• [Given data]:
## BEGIN
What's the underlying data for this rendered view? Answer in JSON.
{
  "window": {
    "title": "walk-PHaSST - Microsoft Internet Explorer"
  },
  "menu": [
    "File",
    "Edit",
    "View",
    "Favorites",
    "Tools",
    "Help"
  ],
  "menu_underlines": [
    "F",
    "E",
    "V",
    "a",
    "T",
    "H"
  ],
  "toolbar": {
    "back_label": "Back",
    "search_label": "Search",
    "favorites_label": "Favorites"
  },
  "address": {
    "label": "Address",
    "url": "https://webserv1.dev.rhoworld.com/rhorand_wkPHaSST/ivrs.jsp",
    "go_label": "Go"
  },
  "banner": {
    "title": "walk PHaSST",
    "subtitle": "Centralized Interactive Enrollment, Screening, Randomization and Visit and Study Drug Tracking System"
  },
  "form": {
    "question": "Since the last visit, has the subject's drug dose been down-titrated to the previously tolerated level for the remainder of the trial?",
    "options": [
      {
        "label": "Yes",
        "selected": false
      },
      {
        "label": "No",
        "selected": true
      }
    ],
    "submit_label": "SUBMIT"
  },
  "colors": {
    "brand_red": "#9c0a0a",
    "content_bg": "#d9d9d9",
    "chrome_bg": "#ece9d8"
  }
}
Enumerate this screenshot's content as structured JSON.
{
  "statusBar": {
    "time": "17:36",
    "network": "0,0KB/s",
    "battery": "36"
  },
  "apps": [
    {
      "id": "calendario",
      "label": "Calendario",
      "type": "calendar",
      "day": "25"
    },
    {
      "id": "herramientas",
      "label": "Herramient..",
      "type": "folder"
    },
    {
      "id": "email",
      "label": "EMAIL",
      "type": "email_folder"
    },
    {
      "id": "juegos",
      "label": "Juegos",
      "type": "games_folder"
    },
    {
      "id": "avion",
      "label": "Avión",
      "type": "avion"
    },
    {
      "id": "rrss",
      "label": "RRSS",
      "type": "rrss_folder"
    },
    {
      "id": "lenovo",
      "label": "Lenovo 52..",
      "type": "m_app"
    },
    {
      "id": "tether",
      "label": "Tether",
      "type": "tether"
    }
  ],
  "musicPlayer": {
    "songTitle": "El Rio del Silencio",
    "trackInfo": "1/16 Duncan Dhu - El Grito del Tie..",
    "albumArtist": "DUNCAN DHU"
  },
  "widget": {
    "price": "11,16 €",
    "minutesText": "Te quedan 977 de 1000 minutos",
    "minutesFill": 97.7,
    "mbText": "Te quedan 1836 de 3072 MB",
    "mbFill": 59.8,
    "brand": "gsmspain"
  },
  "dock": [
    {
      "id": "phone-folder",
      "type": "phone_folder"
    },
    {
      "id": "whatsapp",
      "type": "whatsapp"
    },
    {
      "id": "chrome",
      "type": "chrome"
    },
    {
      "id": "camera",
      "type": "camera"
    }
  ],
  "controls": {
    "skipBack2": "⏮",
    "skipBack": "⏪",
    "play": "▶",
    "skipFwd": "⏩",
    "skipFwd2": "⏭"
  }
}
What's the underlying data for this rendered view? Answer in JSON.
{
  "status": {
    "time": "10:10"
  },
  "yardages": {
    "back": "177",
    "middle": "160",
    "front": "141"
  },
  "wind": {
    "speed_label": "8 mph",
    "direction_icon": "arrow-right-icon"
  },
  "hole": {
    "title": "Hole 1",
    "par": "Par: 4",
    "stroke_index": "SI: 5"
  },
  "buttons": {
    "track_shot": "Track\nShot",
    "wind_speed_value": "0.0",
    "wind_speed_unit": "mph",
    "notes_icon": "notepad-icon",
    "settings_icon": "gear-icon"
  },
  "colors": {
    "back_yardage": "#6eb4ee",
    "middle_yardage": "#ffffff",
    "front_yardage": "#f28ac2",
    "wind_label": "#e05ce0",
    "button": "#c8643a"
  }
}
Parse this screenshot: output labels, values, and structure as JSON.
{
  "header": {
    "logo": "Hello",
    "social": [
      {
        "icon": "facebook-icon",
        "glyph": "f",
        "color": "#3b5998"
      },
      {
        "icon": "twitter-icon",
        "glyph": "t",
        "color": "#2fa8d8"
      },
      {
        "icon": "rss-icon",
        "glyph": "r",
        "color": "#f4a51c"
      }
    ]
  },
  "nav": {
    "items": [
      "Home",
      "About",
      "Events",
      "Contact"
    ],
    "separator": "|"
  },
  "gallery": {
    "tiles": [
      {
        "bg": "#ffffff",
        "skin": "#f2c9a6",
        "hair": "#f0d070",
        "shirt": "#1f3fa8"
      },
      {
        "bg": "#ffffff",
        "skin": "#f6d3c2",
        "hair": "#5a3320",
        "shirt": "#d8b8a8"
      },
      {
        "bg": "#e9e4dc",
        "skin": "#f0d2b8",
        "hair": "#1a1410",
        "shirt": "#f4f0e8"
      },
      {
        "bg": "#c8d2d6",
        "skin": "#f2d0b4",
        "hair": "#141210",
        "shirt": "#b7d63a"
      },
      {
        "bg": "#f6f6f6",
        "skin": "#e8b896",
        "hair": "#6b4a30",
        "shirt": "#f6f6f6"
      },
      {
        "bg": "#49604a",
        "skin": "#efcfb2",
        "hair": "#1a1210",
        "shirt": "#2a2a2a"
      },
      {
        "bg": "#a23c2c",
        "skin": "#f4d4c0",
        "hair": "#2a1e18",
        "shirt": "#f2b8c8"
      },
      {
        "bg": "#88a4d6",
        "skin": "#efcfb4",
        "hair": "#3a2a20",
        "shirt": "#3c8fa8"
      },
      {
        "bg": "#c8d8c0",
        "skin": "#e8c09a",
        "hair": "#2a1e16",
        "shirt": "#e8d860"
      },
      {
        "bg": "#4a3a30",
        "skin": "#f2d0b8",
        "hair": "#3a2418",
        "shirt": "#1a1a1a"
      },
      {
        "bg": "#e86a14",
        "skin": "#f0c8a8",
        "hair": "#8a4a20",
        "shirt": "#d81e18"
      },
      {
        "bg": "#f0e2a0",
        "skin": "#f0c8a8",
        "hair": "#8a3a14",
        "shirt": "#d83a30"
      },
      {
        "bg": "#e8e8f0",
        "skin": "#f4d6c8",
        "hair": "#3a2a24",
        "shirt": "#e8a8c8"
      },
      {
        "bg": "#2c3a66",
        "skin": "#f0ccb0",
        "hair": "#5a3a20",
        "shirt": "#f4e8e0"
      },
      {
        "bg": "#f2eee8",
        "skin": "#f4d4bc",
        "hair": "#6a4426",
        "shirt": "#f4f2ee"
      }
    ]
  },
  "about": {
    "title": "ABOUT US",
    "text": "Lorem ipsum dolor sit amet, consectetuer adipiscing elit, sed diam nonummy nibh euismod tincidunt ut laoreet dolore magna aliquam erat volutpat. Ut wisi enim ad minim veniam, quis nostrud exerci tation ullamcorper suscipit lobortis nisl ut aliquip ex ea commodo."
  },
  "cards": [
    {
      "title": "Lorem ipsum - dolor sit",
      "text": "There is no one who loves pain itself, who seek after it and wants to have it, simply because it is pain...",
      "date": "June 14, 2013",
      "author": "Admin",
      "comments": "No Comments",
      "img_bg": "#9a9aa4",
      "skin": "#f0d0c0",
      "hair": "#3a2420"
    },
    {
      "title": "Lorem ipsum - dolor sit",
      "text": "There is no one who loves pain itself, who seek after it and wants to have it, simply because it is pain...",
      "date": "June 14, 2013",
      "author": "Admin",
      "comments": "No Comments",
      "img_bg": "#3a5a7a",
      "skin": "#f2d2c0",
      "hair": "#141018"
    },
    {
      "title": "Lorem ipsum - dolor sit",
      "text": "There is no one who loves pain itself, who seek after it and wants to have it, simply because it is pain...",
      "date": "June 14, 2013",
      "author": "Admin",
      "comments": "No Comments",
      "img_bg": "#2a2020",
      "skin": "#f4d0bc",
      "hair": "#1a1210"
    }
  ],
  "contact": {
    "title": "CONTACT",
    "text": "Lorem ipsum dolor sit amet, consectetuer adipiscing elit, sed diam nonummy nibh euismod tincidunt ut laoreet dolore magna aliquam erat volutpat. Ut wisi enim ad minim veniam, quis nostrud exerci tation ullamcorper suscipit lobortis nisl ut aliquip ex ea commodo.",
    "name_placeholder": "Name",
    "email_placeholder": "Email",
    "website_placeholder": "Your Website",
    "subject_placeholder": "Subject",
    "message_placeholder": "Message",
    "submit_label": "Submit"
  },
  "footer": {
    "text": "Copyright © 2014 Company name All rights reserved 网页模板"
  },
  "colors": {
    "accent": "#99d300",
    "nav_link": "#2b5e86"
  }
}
## END
• [Goal]:
Check each line above for the word "icon", and copy the lines where it appears.

• [Exercise response]:
    "direction_icon": "arrow-right-icon"
    "notes_icon": "notepad-icon",
    "settings_icon": "gear-icon"
        "icon": "facebook-icon",
        "icon": "twitter-icon",
        "icon": "rss-icon",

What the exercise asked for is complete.